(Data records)
☆ ☆ ☆ ☆ ☆

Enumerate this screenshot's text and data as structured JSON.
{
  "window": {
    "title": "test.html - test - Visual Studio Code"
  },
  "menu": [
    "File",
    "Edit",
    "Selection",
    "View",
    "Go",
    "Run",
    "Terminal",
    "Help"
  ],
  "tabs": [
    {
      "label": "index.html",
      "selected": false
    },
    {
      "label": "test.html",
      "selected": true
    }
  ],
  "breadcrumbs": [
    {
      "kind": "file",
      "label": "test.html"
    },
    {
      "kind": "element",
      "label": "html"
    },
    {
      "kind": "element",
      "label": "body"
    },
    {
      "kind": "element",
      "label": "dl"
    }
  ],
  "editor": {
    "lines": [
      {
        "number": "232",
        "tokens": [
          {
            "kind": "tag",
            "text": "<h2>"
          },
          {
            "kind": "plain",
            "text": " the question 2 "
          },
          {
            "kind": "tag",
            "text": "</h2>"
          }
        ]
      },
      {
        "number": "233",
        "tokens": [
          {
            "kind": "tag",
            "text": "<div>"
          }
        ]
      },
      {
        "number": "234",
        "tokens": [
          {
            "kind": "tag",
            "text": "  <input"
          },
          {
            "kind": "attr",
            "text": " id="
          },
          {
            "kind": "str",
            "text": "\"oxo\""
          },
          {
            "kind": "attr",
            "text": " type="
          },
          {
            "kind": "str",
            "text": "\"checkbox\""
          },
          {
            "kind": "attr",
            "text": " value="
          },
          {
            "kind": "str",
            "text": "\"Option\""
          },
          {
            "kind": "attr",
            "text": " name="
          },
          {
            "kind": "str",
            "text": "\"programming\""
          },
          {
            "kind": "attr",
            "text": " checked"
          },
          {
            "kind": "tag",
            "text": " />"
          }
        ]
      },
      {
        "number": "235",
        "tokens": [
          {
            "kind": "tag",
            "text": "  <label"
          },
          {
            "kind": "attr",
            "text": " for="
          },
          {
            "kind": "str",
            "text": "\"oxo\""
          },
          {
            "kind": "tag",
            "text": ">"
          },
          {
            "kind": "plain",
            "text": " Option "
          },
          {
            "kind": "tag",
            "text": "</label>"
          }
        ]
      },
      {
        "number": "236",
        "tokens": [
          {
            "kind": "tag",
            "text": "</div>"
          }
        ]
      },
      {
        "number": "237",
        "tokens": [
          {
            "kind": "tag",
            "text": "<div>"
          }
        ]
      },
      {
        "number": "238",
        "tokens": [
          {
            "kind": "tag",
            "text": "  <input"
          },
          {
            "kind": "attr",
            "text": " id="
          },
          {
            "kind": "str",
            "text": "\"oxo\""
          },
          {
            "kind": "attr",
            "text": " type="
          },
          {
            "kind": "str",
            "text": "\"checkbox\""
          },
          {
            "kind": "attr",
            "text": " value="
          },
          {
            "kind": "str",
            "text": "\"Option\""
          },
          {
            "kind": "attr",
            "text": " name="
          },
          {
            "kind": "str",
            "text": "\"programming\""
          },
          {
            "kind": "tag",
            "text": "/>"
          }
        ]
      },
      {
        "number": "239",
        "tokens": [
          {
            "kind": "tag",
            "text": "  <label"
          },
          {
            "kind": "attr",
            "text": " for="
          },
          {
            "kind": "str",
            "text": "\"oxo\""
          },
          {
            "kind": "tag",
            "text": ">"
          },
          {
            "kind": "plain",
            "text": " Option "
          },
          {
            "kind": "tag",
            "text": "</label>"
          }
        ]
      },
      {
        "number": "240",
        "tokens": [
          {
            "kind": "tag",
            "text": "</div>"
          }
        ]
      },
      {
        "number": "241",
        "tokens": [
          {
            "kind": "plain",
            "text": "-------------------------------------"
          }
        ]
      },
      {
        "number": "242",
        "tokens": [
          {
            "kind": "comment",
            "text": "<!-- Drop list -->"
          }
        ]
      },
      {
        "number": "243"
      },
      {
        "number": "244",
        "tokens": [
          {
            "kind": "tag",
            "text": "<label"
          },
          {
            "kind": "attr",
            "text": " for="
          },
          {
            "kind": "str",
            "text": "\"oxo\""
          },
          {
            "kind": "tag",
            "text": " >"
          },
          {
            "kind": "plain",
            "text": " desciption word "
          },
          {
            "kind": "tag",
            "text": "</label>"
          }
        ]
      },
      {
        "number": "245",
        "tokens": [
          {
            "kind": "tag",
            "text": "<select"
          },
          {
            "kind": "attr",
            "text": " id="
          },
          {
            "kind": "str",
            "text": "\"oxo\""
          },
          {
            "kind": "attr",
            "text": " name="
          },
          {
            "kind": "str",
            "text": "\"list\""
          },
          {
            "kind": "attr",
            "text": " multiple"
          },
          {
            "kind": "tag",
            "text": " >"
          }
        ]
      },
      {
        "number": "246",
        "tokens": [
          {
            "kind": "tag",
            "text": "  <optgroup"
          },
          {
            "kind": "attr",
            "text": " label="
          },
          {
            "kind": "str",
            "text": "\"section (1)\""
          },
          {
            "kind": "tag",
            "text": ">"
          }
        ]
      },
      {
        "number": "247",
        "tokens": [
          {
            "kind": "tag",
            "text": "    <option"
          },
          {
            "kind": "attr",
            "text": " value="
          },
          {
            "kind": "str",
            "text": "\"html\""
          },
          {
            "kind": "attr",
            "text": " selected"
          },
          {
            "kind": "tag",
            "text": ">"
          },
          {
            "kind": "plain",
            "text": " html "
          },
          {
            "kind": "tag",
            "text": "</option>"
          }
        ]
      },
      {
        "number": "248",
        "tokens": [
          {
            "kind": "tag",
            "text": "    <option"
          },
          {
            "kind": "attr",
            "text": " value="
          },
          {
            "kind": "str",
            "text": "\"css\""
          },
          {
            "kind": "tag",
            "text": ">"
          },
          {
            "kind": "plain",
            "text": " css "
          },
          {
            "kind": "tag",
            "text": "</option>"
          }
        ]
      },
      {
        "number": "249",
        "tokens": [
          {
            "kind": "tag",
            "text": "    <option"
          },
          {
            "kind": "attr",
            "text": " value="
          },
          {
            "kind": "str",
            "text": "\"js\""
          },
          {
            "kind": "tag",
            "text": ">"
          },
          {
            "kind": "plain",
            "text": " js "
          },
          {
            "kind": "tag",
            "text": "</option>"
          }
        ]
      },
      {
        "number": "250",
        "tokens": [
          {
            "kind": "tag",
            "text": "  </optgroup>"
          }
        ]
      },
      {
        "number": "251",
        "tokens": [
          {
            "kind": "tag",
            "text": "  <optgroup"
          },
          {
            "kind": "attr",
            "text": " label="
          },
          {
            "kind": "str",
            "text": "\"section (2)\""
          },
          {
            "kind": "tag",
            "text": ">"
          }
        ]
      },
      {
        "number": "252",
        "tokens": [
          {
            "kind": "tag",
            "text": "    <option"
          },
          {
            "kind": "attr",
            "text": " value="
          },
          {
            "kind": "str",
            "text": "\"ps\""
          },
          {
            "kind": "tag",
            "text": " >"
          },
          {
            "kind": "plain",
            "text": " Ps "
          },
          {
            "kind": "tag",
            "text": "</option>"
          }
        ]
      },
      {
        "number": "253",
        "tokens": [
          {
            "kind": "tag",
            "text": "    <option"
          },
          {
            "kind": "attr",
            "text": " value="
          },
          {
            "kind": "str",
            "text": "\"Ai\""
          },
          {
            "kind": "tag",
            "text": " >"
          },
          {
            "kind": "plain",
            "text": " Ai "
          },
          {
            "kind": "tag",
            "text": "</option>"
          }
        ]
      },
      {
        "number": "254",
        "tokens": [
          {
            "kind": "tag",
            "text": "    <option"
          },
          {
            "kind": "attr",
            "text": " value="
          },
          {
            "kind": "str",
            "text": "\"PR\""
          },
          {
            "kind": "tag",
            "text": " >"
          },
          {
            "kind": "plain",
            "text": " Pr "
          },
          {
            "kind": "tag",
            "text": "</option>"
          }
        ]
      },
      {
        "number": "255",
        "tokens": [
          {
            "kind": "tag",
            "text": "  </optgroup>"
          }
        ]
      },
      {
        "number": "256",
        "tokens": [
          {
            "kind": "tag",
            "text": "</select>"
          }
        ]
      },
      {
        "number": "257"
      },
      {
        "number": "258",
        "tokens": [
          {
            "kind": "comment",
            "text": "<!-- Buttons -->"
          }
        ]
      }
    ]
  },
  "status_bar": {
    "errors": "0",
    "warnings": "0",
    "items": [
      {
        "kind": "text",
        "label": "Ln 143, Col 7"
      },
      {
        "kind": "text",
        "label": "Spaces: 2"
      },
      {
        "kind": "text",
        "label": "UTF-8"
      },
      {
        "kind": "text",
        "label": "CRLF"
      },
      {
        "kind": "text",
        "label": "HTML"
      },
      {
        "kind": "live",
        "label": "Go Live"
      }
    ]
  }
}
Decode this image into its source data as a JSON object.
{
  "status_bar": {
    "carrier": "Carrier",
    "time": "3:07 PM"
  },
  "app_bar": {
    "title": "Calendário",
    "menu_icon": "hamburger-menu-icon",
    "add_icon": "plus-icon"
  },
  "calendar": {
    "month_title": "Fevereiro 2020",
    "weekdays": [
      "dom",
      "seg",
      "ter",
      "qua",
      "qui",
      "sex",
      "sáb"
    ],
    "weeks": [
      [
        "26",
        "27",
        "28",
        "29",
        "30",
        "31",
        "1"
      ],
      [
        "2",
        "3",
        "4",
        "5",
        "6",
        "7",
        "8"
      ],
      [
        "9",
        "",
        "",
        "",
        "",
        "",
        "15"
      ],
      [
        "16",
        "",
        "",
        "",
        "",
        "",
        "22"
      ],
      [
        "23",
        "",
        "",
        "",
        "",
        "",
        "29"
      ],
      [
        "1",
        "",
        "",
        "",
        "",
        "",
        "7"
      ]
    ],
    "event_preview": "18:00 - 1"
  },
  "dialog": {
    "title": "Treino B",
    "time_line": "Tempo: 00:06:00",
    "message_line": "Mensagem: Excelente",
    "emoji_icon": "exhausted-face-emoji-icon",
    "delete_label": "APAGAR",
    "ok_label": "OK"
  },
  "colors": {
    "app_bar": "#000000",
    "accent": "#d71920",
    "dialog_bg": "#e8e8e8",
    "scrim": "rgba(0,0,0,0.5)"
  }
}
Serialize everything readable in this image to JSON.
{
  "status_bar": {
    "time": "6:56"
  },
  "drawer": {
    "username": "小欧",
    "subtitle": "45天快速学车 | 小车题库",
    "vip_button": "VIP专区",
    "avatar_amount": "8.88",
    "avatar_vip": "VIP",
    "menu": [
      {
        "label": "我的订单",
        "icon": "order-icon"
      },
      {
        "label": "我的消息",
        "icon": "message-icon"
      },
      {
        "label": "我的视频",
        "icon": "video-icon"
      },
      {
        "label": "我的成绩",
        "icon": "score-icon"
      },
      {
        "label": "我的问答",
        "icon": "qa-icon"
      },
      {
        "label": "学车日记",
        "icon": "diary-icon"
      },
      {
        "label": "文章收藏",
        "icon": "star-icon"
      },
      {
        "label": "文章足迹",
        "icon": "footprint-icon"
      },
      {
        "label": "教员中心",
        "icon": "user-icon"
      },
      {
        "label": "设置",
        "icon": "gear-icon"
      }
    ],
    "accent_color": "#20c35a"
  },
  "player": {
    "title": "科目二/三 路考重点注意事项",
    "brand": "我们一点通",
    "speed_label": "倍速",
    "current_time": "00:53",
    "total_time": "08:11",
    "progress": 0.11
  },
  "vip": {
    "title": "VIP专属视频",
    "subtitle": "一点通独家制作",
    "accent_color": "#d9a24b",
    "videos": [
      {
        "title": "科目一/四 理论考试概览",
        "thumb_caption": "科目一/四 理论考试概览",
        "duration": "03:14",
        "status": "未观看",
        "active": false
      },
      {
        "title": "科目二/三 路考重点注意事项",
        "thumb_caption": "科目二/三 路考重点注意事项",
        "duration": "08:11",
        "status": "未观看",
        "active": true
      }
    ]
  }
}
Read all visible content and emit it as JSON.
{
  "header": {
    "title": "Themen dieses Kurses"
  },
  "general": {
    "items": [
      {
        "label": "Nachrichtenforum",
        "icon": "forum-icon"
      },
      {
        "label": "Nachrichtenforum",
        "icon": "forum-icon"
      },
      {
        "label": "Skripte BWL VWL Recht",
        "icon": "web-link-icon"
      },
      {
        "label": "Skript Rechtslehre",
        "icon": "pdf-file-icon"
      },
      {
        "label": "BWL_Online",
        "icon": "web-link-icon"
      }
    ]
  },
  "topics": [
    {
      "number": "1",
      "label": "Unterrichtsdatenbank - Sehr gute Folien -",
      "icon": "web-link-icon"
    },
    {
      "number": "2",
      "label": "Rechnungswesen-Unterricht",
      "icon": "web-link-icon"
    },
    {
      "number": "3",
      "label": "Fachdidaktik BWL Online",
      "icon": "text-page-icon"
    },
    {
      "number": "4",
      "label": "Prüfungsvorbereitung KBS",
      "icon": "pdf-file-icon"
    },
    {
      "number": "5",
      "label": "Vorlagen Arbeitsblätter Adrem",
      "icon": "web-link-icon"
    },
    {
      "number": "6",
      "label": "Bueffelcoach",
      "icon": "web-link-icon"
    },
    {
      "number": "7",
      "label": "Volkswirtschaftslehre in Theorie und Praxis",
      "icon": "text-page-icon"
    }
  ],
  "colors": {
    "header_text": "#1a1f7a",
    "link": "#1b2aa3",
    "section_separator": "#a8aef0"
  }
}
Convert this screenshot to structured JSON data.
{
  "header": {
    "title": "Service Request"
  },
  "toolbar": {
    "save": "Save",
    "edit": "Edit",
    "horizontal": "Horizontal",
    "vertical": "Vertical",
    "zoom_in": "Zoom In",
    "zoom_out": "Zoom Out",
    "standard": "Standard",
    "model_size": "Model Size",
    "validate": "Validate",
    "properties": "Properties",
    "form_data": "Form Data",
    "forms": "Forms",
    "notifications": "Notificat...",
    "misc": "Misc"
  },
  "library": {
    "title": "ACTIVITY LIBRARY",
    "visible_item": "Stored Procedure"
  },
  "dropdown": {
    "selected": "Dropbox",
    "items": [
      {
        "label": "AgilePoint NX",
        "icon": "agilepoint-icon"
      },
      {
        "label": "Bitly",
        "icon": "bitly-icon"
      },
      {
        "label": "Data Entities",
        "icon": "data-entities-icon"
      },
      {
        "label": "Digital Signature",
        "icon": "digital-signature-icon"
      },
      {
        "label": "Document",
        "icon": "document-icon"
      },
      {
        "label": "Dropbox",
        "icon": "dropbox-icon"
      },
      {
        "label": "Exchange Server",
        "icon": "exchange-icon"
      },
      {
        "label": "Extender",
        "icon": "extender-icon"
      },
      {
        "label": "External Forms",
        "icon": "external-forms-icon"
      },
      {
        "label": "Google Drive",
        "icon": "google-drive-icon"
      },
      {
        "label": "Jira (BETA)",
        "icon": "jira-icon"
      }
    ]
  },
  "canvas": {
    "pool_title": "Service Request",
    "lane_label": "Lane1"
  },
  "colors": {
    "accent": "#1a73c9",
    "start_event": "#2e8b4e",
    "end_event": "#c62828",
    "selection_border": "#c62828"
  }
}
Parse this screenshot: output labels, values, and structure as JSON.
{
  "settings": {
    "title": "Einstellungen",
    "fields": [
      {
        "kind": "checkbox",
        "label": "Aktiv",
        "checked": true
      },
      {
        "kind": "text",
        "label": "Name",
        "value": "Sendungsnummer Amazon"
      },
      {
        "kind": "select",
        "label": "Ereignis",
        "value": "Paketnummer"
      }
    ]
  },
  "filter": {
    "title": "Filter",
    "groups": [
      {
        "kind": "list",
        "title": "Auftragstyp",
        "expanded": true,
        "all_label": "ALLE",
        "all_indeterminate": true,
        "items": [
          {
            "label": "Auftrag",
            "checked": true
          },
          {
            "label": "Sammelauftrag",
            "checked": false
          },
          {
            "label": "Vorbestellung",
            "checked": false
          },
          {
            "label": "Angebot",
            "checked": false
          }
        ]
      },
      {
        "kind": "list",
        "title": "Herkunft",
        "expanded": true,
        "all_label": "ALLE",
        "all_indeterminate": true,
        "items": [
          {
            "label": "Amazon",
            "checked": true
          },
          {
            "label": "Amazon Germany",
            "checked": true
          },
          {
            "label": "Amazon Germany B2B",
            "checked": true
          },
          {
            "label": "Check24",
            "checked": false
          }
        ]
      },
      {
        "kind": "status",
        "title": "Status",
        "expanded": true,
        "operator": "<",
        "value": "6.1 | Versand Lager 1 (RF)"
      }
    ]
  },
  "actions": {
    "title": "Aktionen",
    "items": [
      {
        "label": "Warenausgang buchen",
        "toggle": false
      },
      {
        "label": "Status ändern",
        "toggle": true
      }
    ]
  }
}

☆ ☆ ☆ ☆ ☆

- YOUR INSTRUCTIONS
Count how many lines hold the string "list" and give that number alone.

- COMPLETE ANSWER
4